■ **Task to carry out**
In your copy, repeat the records exactly and leave out the pictures.

Dataset records
= = = = = = =

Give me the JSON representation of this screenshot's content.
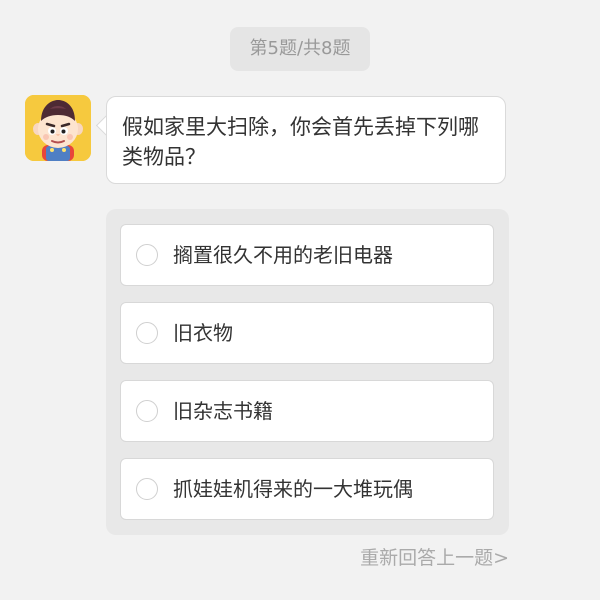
{
  "progress": {
    "label": "第5题/共8题"
  },
  "question": {
    "text": "假如家里大扫除，你会首先丢掉下列哪类物品？"
  },
  "options": [
    {
      "label": "搁置很久不用的老旧电器",
      "selected": false
    },
    {
      "label": "旧衣物",
      "selected": false
    },
    {
      "label": "旧杂志书籍",
      "selected": false
    },
    {
      "label": "抓娃娃机得来的一大堆玩偶",
      "selected": false
    }
  ],
  "redo": {
    "label": "重新回答上一题>"
  },
  "avatar": {
    "icon": "cartoon-boy-avatar",
    "background": "#f6c93e"
  },
  "colors": {
    "page_background": "#f2f2f2",
    "panel_background": "#e8e8e8",
    "card_background": "#ffffff",
    "muted_text": "#aaaaaa"
  }
}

= = = = = = =

■ **Exercise output**
Give me the JSON representation of this screenshot's content.
{
  "progress": {
    "label": "第5题/共8题"
  },
  "question": {
    "text": "假如家里大扫除，你会首先丢掉下列哪类物品？"
  },
  "options": [
    {
      "label": "搁置很久不用的老旧电器",
      "selected": false
    },
    {
      "label": "旧衣物",
      "selected": false
    },
    {
      "label": "旧杂志书籍",
      "selected": false
    },
    {
      "label": "抓娃娃机得来的一大堆玩偶",
      "selected": false
    }
  ],
  "redo": {
    "label": "重新回答上一题>"
  },
  "avatar": {
    "icon": "cartoon-boy-avatar",
    "background": "#f6c93e"
  },
  "colors": {
    "page_background": "#f2f2f2",
    "panel_background": "#e8e8e8",
    "card_background": "#ffffff",
    "muted_text": "#aaaaaa"
  }
}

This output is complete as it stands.